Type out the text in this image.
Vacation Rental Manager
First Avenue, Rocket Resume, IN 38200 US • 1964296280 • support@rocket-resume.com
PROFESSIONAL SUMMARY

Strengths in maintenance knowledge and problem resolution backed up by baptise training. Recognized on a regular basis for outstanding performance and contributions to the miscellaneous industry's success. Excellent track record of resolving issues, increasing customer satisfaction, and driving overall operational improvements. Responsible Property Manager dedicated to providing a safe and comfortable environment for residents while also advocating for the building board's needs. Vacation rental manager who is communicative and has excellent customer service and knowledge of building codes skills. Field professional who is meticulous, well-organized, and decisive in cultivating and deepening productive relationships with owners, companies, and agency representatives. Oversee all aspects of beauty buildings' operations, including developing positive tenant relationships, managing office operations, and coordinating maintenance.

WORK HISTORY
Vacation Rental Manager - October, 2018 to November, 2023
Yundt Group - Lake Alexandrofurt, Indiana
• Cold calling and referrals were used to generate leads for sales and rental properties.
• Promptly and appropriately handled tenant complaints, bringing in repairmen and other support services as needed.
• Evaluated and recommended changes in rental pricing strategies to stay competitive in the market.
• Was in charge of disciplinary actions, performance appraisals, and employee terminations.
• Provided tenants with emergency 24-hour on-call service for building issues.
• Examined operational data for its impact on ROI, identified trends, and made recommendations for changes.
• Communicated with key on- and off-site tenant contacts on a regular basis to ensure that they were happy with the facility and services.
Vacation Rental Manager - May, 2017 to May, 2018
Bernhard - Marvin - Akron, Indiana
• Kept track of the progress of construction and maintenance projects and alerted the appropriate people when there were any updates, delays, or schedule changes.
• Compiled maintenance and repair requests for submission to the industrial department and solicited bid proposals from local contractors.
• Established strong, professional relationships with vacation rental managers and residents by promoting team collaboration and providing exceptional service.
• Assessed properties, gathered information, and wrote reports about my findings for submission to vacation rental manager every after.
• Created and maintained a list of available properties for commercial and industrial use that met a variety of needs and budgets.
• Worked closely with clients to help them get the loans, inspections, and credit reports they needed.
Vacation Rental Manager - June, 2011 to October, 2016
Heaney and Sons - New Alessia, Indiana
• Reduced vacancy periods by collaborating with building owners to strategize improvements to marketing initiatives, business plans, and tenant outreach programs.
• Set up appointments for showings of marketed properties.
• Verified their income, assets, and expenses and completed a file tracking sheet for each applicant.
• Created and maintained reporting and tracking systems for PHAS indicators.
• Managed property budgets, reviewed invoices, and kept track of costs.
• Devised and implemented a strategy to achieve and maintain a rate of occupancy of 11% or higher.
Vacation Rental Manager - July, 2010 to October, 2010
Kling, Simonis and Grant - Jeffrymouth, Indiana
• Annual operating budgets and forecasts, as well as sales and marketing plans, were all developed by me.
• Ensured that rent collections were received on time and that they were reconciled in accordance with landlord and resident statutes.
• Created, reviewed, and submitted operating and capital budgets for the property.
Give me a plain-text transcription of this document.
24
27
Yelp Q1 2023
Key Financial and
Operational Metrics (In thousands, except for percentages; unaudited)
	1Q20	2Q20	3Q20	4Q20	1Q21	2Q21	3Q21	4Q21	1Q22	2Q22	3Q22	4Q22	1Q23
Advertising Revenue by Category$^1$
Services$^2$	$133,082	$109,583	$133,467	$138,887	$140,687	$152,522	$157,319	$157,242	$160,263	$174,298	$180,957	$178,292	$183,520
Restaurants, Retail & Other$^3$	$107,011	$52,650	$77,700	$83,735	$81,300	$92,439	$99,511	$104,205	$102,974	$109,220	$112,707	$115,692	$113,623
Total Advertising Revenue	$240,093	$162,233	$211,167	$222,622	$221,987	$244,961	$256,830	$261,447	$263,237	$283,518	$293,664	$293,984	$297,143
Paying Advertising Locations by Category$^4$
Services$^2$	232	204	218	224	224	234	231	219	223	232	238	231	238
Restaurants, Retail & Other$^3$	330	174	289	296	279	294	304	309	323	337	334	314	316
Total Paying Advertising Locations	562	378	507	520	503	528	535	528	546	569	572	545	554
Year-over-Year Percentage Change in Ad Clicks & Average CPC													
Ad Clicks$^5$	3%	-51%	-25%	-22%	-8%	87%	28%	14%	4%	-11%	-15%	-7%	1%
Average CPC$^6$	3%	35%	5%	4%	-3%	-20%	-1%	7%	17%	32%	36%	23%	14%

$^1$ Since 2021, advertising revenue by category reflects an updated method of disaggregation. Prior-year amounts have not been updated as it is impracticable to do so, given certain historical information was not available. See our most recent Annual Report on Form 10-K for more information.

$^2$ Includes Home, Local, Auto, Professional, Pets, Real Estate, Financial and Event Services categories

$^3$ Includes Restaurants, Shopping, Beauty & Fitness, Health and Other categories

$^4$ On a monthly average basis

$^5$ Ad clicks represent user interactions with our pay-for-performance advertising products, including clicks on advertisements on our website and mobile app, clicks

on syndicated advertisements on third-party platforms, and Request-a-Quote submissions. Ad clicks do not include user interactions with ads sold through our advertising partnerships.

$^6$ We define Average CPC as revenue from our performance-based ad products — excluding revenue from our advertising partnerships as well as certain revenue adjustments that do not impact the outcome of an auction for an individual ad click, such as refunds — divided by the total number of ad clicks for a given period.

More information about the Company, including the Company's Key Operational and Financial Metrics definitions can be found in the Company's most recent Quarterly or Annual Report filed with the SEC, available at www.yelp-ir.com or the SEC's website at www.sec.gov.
- - -
• _PROBLEM TO WORK ON_:
Which lines contain the word "reviewed"? Copy each one.

• _ANSWER TO THIS EXERCISE_:
• Managed property budgets, reviewed invoices, and kept track of costs.
• Created, reviewed, and submitted operating and capital budgets for the property.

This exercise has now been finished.